* [Saved entries]
────────────────────

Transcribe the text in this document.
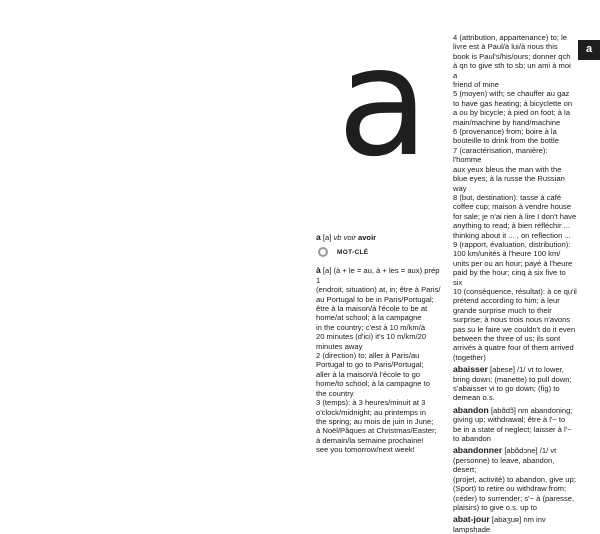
a	a

a [a] vb voir avoir

MOT-CLÉ

à [a] (à + le = au, à + les = aux) prép 1
(endroit, situation) at, in; être à Paris/
au Portugal to be in Paris/Portugal;
être à la maison/à l'école to be at
home/at school; à la campagne
in the country; c'est à 10 m/km/à
20 minutes (d'ici) it's 10 m/km/20
minutes away
2 (direction) to; aller à Paris/au
Portugal to go to Paris/Portugal;
aller à la maison/à l'école to go
home/to school; à la campagne to
the country
3 (temps): à 3 heures/minuit at 3
o'clock/midnight; au printemps in
the spring; au mois de juin in June;
à Noël/Pâques at Christmas/Easter;
à demain/la semaine prochaine!
see you tomorrow/next week!

4 (attribution, appartenance) to; le
livre est à Paul/à lui/à nous this
book is Paul's/his/ours; donner qch
à qn to give sth to sb; un ami à moi a
friend of mine
5 (moyen) with; se chauffer au gaz
to have gas heating; à bicyclette on
a ou by bicycle; à pied on foot; à la
main/machine by hand/machine
6 (provenance) from; boire à la
bouteille to drink from the bottle
7 (caractérisation, manière): l'homme
aux yeux bleus the man with the
blue eyes; à la russe the Russian way
8 (but, destination): tasse à café
coffee cup; maison à vendre house
for sale; je n'ai rien à lire I don't have
anything to read; à bien réfléchir ...
thinking about it ... , on reflection ...
9 (rapport, évaluation, distribution):
100 km/unités à l'heure 100 km/
units per ou an hour; payé à l'heure
paid by the hour; cinq à six five to six
10 (conséquence, résultat): à ce qu'il
prétend according to him; à leur
grande surprise much to their
surprise; à nous trois nous n'avons
pas su le faire we couldn't do it even
between the three of us; ils sont
arrivés à quatre four of them arrived
(together)

abaisser [abese] /1/ vt to lower,
bring down; (manette) to pull down;
s'abaisser vi to go down; (fig) to
demean o.s.

abandon [abɑ̃dɔ̃] nm abandoning;
giving up; withdrawal; être à l'~ to
be in a state of neglect; laisser à l'~
to abandon

abandonner [abɑ̃dɔne] /1/ vt
(personne) to leave, abandon, desert;
(projet, activité) to abandon, give up;
(Sport) to retire ou withdraw from;
(céder) to surrender; s'~ à (paresse,
plaisirs) to give o.s. up to

abat-jour [abaʒuʀ] nm inv
lampshade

────────────────────

* [Objective] Repeat all of the records verbatim, leaving out the pictures.

* [Exercise result]
Transcribe the text in this document.
a	a

a [a] vb voir avoir

MOT-CLÉ

à [a] (à + le = au, à + les = aux) prép 1
(endroit, situation) at, in; être à Paris/
au Portugal to be in Paris/Portugal;
être à la maison/à l'école to be at
home/at school; à la campagne
in the country; c'est à 10 m/km/à
20 minutes (d'ici) it's 10 m/km/20
minutes away
2 (direction) to; aller à Paris/au
Portugal to go to Paris/Portugal;
aller à la maison/à l'école to go
home/to school; à la campagne to
the country
3 (temps): à 3 heures/minuit at 3
o'clock/midnight; au printemps in
the spring; au mois de juin in June;
à Noël/Pâques at Christmas/Easter;
à demain/la semaine prochaine!
see you tomorrow/next week!

4 (attribution, appartenance) to; le
livre est à Paul/à lui/à nous this
book is Paul's/his/ours; donner qch
à qn to give sth to sb; un ami à moi a
friend of mine
5 (moyen) with; se chauffer au gaz
to have gas heating; à bicyclette on
a ou by bicycle; à pied on foot; à la
main/machine by hand/machine
6 (provenance) from; boire à la
bouteille to drink from the bottle
7 (caractérisation, manière): l'homme
aux yeux bleus the man with the
blue eyes; à la russe the Russian way
8 (but, destination): tasse à café
coffee cup; maison à vendre house
for sale; je n'ai rien à lire I don't have
anything to read; à bien réfléchir ...
thinking about it ... , on reflection ...
9 (rapport, évaluation, distribution):
100 km/unités à l'heure 100 km/
units per ou an hour; payé à l'heure
paid by the hour; cinq à six five to six
10 (conséquence, résultat): à ce qu'il
prétend according to him; à leur
grande surprise much to their
surprise; à nous trois nous n'avons
pas su le faire we couldn't do it even
between the three of us; ils sont
arrivés à quatre four of them arrived
(together)

abaisser [abese] /1/ vt to lower,
bring down; (manette) to pull down;
s'abaisser vi to go down; (fig) to
demean o.s.

abandon [abɑ̃dɔ̃] nm abandoning;
giving up; withdrawal; être à l'~ to
be in a state of neglect; laisser à l'~
to abandon

abandonner [abɑ̃dɔne] /1/ vt
(personne) to leave, abandon, desert;
(projet, activité) to abandon, give up;
(Sport) to retire ou withdraw from;
(céder) to surrender; s'~ à (paresse,
plaisirs) to give o.s. up to

abat-jour [abaʒuʀ] nm inv
lampshade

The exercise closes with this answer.